RECORD EXCERPTS:

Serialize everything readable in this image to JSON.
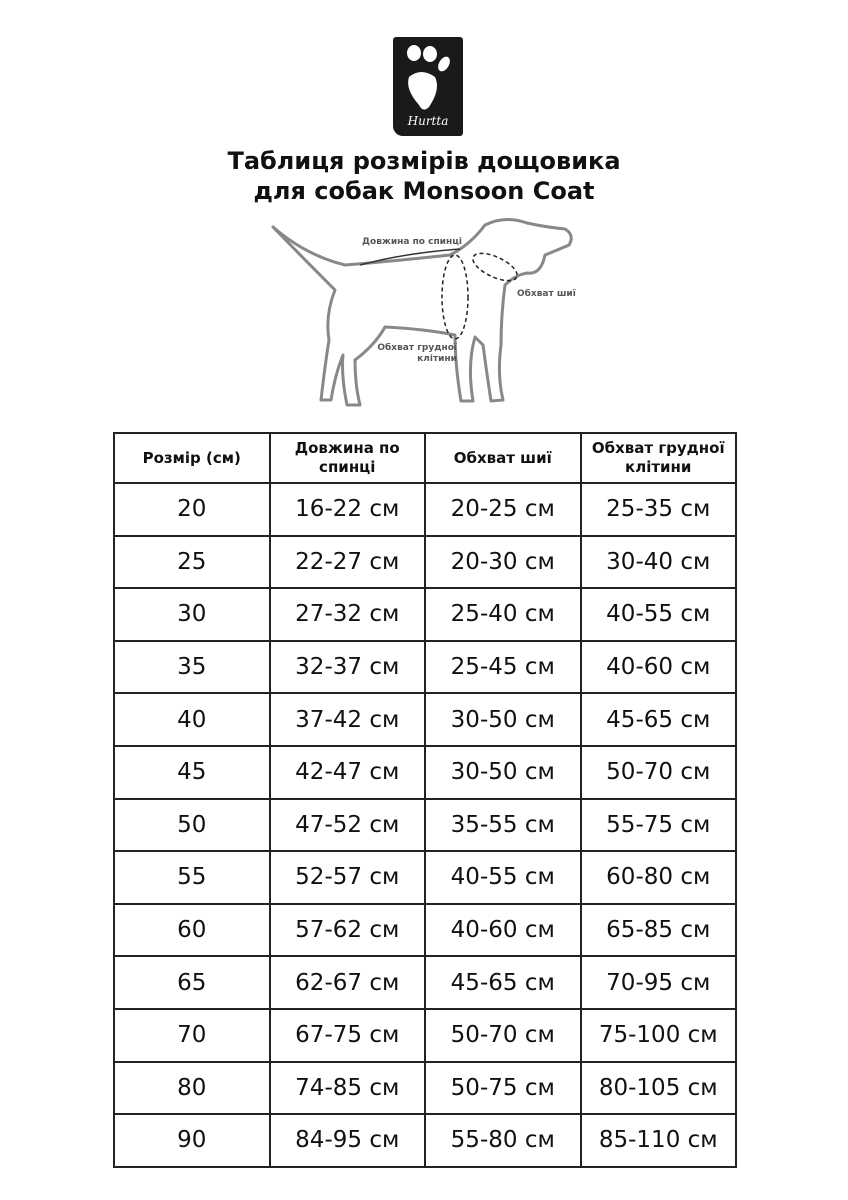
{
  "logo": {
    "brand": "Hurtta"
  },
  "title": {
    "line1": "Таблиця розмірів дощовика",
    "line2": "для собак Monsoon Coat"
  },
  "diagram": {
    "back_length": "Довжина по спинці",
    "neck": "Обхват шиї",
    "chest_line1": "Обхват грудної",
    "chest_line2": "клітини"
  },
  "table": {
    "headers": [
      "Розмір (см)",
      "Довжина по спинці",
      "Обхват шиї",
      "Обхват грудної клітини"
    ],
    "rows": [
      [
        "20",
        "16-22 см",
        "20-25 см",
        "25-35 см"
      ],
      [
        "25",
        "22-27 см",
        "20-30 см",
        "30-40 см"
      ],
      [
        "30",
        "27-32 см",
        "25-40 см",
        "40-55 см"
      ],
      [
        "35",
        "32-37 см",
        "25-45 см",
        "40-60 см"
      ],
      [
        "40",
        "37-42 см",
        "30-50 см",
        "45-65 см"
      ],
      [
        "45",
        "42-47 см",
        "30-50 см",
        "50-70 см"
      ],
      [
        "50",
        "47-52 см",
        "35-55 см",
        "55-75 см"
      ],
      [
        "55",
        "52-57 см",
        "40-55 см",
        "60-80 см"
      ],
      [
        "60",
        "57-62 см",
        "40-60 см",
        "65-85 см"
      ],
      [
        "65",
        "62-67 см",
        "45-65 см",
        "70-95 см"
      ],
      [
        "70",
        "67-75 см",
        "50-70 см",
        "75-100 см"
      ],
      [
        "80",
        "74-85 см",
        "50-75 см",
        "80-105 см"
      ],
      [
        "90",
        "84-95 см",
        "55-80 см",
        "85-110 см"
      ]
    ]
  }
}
==
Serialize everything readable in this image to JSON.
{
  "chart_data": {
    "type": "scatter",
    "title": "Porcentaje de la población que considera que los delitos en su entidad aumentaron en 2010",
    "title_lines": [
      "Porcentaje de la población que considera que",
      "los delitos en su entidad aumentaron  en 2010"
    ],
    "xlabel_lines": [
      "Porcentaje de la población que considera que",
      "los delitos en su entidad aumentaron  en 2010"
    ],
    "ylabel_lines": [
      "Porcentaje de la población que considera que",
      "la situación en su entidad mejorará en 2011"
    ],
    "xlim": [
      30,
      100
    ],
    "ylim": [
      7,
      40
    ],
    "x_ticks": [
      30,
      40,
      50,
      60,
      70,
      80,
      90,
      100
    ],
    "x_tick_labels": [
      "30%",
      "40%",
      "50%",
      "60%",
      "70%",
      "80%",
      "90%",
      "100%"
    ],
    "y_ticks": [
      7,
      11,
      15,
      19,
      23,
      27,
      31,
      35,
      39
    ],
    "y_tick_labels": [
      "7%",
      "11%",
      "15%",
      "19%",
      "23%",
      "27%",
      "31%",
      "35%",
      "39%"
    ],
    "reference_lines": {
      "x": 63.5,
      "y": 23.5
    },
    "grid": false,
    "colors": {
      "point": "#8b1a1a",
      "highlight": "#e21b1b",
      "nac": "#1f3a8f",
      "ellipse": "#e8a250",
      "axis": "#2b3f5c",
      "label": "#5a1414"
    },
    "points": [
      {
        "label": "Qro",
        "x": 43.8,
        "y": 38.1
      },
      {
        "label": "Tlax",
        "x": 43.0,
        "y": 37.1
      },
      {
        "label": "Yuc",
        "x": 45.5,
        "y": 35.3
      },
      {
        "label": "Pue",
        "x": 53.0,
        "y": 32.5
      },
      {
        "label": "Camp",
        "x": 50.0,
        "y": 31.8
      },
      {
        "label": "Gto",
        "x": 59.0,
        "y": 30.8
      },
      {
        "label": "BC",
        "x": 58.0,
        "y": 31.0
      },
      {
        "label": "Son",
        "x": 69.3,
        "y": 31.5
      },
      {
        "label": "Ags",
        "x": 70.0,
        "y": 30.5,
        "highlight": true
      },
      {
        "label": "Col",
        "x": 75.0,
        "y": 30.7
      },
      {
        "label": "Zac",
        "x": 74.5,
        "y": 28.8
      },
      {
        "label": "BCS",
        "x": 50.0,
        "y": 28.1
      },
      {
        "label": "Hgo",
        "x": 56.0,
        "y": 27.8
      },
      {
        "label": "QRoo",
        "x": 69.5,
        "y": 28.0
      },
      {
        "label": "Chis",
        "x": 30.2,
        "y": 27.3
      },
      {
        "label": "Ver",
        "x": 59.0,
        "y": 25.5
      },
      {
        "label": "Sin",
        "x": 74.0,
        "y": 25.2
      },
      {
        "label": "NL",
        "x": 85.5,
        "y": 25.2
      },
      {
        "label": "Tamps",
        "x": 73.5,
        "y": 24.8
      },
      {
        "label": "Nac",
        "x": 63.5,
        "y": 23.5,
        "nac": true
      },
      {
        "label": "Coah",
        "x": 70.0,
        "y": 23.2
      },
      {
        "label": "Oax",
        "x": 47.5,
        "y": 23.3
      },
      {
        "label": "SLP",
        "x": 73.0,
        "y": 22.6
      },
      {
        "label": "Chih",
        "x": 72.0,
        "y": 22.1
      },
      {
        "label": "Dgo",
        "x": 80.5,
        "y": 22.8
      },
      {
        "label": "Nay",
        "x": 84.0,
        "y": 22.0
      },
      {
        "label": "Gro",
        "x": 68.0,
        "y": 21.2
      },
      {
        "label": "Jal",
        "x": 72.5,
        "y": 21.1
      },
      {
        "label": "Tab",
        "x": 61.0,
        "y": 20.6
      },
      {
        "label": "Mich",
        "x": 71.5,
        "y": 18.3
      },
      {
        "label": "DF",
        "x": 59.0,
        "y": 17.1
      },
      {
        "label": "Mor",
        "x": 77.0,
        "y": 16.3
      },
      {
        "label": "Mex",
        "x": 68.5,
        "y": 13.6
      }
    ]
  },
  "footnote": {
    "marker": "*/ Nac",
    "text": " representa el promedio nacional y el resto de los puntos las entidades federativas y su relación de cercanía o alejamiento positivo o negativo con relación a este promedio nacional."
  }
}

PROBLEM REQUIREMENTS: Copy out every line of the data that includes the word "Обхват".

COMPLETED EXERCISE:
    "neck": "Обхват шиї",
    "chest_line1": "Обхват грудної",
      "Обхват шиї",
      "Обхват грудної клітини"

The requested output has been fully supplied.